**THE EXERCISE**
Say how many lines include the word "Goods", using only a number.

**DATA RECORDS**
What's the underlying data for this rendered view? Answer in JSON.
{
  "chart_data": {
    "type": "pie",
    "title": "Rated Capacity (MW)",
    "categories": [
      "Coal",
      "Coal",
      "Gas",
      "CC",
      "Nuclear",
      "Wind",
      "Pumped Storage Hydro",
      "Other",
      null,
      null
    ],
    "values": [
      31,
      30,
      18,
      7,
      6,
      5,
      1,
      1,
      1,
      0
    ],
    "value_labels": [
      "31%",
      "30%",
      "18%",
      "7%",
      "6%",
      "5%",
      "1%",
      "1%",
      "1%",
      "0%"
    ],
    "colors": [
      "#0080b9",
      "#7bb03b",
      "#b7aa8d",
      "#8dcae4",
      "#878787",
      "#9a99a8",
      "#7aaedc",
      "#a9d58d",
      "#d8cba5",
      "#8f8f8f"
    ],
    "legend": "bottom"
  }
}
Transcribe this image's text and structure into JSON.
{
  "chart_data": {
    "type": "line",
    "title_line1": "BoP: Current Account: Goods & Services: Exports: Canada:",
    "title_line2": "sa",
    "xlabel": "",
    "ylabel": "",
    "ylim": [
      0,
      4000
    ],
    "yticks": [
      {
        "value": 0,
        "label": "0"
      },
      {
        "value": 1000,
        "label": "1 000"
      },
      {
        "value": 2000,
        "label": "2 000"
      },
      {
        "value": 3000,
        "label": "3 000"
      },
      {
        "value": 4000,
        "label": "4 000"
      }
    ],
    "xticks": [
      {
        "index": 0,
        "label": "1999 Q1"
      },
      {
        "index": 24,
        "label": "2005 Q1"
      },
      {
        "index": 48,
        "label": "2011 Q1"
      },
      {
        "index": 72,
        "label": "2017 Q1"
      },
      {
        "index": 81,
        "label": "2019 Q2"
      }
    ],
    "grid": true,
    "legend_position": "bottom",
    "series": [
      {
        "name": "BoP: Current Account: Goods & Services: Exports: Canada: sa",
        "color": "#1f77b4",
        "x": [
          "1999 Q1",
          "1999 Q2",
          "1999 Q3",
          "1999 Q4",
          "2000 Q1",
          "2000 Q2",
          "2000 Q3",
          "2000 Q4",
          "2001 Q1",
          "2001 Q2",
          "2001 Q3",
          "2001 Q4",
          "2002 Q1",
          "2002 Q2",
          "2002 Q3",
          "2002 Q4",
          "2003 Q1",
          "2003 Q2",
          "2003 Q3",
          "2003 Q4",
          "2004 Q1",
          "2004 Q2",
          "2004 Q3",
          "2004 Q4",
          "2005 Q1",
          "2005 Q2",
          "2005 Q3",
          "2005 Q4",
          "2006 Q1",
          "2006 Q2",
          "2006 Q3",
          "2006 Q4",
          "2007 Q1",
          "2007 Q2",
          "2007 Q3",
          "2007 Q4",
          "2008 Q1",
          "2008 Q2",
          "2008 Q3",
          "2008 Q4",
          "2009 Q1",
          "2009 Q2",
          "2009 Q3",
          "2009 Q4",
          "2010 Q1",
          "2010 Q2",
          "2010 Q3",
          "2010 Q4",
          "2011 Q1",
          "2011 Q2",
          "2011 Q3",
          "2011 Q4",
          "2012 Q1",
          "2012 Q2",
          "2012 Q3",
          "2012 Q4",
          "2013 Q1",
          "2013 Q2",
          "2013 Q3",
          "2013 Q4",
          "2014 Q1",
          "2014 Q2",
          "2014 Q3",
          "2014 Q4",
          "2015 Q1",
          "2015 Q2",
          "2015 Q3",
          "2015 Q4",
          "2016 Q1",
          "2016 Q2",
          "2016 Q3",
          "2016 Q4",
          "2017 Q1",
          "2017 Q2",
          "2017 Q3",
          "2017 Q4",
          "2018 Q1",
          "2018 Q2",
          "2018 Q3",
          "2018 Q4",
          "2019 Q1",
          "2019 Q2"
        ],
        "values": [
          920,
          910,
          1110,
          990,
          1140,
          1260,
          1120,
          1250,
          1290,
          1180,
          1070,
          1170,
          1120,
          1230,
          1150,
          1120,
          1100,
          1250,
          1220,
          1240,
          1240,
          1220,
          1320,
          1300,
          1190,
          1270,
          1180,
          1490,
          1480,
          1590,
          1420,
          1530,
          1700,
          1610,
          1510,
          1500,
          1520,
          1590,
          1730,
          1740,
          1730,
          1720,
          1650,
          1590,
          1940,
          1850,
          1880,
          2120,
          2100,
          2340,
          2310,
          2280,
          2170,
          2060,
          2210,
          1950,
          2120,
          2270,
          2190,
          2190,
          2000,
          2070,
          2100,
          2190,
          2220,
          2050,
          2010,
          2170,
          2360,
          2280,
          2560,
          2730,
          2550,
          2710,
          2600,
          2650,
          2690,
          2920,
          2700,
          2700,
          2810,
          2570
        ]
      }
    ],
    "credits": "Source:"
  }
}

**SOLUTION TO THIS PROBLEM**
2